Search the listing for "JSON" and copy every line where it appears.

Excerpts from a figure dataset
#####
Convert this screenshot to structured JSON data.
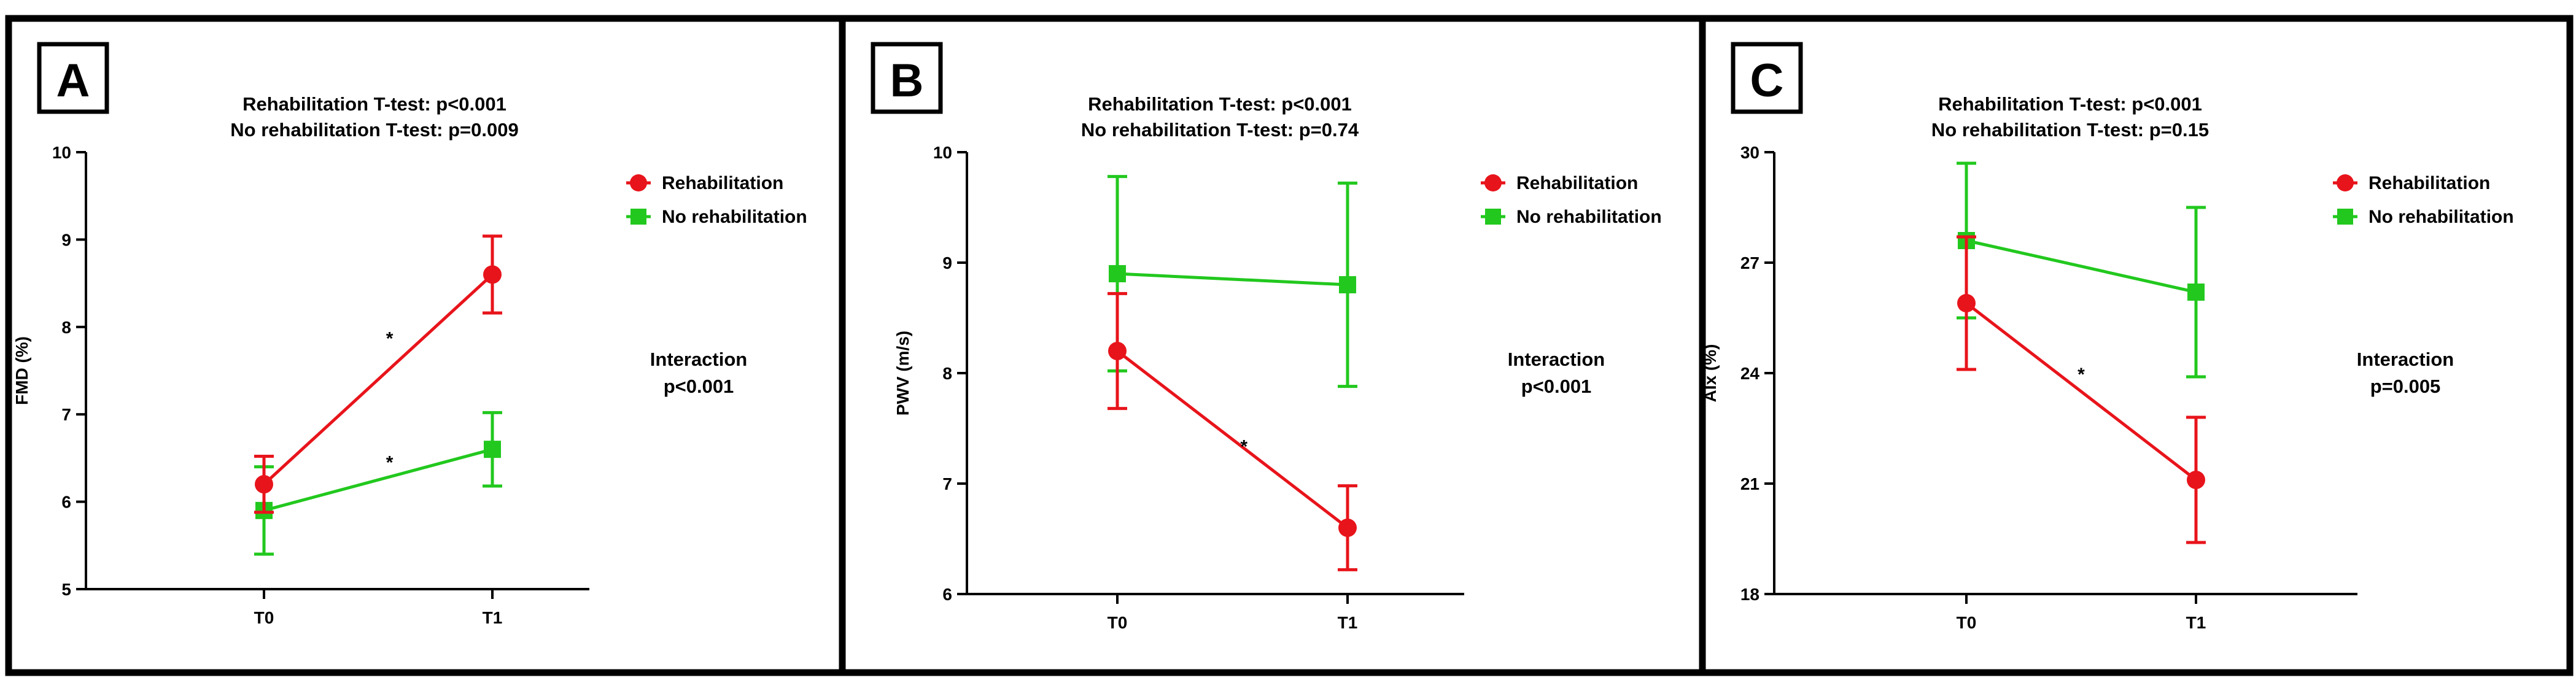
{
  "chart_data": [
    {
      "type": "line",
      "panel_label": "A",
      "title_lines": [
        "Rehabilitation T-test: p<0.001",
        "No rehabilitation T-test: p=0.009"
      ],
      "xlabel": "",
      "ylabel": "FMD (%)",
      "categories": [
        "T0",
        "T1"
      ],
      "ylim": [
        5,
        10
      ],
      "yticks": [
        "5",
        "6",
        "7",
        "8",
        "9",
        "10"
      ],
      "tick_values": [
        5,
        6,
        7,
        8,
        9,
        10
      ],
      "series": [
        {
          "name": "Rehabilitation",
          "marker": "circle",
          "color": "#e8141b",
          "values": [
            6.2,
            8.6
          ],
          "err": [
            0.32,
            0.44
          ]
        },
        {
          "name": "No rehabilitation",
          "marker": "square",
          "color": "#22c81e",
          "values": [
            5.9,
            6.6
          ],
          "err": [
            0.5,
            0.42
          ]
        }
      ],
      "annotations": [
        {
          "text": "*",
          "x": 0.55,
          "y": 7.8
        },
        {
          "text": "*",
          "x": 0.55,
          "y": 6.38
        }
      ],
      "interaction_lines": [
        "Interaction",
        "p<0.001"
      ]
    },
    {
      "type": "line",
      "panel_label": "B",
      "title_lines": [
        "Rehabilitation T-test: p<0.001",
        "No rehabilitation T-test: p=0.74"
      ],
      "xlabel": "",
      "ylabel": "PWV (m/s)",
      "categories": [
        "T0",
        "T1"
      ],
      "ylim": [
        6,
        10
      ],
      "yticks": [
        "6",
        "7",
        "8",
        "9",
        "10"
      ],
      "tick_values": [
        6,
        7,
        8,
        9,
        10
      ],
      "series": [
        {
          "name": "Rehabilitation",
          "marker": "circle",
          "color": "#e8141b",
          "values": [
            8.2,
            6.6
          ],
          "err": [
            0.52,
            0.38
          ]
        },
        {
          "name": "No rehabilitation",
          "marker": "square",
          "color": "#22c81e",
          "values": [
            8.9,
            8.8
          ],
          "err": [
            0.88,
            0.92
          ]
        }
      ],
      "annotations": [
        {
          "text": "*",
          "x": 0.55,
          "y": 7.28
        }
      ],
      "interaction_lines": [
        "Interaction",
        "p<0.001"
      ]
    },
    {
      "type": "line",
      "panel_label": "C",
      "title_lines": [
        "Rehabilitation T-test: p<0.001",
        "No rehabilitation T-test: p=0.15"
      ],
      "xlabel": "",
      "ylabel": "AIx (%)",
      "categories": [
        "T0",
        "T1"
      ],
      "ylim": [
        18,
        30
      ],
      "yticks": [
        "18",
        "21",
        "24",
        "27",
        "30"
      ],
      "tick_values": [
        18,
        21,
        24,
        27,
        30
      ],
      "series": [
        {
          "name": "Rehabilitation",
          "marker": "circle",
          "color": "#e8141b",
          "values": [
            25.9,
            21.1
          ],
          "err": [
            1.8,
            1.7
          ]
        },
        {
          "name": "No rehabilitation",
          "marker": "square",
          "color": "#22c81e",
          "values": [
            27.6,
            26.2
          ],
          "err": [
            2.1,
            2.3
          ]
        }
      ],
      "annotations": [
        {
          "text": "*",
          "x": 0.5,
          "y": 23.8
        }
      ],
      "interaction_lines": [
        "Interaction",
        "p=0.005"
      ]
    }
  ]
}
#####
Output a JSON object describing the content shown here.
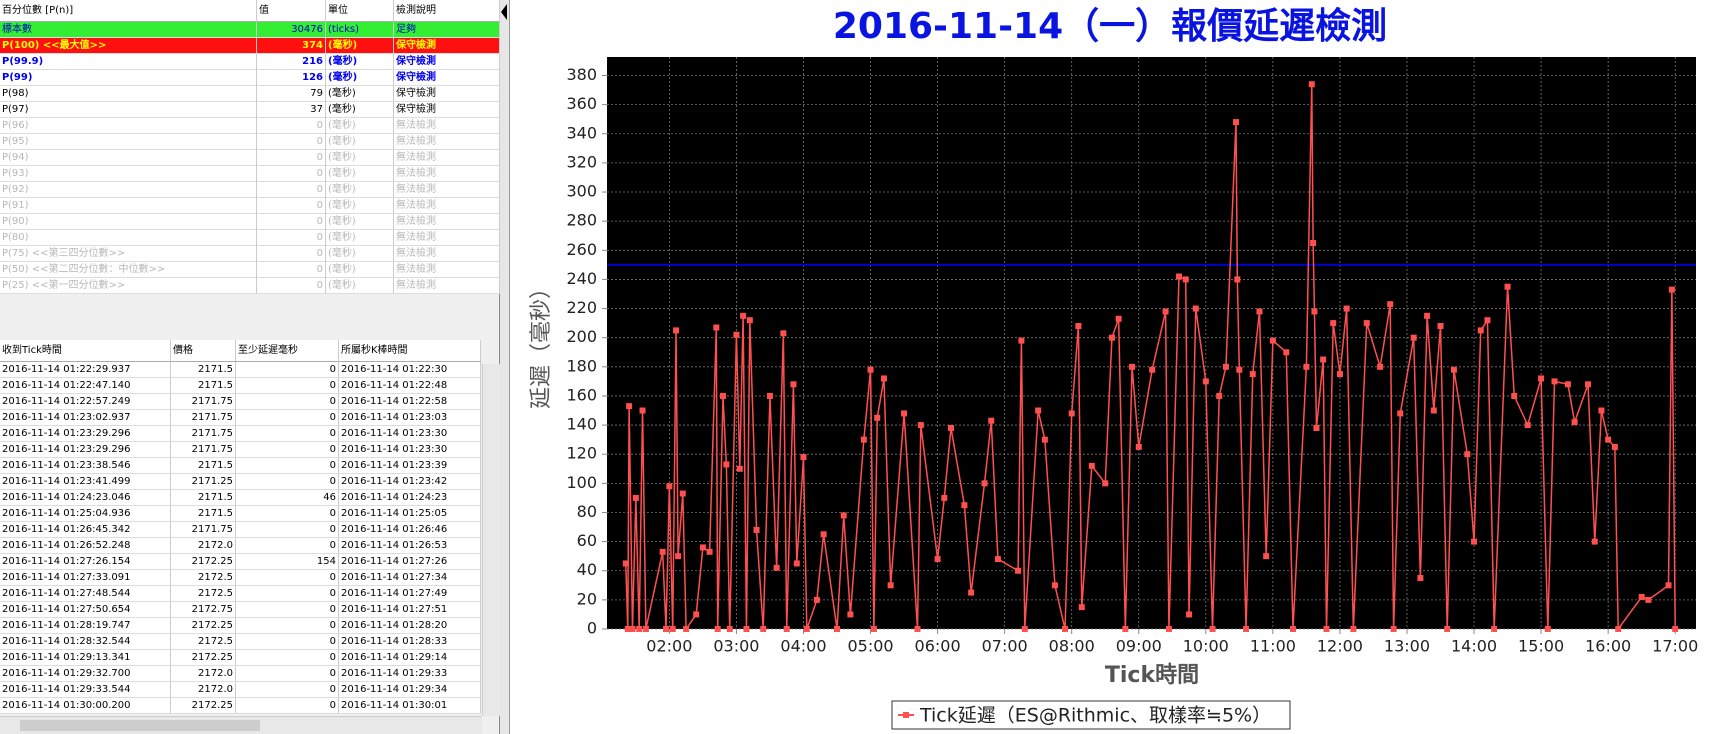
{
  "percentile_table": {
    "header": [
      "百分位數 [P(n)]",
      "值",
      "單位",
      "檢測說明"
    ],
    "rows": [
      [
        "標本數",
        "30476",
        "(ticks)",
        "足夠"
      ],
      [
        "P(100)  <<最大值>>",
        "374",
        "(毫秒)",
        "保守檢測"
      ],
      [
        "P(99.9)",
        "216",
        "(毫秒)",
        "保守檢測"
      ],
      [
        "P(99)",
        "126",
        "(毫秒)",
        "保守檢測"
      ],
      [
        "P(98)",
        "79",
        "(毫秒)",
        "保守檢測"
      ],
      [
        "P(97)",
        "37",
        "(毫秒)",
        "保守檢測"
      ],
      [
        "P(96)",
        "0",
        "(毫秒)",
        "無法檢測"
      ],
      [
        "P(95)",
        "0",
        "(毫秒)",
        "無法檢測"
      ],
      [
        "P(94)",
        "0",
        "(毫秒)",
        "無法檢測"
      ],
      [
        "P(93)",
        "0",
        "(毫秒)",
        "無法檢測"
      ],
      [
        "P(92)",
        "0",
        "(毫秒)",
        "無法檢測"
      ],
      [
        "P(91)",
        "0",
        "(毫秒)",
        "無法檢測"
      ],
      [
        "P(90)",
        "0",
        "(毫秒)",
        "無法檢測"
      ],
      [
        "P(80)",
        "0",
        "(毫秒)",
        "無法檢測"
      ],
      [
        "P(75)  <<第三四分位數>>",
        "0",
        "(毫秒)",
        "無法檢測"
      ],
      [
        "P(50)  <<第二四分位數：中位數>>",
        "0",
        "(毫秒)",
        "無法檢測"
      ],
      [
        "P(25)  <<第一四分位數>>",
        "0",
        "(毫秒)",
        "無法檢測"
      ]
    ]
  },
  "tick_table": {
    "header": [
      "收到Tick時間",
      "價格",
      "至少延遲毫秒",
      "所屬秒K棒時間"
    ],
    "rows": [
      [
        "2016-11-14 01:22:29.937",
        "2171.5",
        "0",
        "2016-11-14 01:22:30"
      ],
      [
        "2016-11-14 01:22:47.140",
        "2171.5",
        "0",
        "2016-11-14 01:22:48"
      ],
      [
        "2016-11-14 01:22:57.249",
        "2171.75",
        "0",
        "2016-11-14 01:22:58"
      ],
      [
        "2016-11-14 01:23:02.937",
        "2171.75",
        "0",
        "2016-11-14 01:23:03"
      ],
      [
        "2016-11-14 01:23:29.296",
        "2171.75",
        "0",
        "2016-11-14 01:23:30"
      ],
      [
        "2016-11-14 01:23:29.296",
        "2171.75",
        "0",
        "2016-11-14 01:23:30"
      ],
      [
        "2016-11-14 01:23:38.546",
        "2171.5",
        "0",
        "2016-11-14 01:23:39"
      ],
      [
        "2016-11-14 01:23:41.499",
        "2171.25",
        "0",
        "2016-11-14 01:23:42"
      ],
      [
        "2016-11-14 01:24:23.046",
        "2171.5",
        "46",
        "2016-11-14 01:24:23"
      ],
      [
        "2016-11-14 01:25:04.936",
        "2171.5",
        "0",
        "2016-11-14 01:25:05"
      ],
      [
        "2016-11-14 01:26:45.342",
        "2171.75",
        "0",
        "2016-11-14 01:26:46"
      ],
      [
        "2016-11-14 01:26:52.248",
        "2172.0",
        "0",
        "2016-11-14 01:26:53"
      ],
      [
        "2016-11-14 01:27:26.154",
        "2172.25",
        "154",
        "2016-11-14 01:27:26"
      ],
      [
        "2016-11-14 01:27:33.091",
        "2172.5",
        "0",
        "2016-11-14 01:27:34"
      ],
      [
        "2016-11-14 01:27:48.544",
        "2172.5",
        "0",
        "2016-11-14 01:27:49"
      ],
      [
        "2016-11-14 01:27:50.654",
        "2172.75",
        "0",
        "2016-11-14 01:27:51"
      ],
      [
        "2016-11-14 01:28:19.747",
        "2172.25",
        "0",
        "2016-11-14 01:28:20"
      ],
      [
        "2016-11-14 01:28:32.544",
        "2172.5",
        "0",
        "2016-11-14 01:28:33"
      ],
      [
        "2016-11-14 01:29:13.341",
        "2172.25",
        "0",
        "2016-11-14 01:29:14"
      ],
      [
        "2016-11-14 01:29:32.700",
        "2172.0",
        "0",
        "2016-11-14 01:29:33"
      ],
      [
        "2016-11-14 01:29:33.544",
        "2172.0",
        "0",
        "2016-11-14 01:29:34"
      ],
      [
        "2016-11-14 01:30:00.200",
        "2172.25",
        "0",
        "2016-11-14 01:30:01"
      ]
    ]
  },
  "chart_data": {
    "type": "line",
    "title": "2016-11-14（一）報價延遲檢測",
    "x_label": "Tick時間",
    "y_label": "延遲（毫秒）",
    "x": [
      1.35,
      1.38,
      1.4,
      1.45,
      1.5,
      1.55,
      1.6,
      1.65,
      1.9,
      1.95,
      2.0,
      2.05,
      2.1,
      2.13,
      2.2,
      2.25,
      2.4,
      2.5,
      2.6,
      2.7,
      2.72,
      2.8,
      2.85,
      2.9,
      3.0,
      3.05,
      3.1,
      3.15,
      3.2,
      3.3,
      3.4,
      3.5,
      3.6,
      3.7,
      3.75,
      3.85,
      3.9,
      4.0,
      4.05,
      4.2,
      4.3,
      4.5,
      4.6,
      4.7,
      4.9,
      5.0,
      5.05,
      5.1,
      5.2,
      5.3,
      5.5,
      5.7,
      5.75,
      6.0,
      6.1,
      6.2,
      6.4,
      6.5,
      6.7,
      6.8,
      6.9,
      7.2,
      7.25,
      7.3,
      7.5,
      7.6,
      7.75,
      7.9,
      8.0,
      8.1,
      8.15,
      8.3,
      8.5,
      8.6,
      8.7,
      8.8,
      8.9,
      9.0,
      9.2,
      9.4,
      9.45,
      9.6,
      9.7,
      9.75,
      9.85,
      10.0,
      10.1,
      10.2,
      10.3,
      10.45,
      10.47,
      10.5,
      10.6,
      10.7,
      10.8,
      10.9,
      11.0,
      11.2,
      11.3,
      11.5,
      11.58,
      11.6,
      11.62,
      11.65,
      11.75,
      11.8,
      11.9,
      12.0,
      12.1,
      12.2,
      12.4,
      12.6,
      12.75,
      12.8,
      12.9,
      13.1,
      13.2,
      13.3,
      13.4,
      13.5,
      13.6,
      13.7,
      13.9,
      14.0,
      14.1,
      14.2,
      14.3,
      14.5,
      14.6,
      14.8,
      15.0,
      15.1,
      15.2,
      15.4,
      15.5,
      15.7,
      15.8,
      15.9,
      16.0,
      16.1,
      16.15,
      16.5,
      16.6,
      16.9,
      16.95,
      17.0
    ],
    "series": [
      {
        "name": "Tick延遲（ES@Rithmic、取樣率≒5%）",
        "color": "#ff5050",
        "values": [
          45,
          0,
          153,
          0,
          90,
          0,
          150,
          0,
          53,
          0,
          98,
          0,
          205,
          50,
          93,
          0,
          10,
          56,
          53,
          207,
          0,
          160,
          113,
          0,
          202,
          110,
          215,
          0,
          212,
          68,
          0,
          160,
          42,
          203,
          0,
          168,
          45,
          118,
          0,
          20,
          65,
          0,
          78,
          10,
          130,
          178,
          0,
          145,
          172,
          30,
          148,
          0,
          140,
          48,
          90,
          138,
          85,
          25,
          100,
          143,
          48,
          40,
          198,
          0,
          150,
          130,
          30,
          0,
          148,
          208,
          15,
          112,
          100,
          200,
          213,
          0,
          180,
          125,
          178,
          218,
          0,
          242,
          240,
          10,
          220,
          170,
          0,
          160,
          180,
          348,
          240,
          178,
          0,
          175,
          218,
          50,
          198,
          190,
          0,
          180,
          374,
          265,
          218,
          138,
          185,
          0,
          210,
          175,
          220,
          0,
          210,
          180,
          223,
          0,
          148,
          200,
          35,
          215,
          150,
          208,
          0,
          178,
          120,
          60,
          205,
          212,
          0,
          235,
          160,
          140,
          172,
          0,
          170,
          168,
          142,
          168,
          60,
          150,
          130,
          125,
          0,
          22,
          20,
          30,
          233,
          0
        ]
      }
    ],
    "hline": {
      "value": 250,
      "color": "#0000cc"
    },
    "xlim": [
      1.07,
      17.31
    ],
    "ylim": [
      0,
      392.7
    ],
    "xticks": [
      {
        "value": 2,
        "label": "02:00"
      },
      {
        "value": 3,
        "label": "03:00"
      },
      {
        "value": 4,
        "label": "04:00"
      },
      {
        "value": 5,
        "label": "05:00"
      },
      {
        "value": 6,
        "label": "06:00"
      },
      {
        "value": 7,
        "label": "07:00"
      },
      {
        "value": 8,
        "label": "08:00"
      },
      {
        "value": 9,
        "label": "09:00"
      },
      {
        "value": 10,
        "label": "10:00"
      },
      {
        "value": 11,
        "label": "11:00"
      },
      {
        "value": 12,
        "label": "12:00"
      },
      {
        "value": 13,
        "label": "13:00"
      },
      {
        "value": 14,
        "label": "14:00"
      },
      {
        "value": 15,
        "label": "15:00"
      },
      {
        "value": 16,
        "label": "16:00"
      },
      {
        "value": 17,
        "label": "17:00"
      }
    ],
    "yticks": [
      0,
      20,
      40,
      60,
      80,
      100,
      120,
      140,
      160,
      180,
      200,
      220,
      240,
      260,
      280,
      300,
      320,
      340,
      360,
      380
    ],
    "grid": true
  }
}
#####
**COMPLETED TASK**.
Convert this screenshot to structured JSON data.
Output a JSON object describing the content shown here.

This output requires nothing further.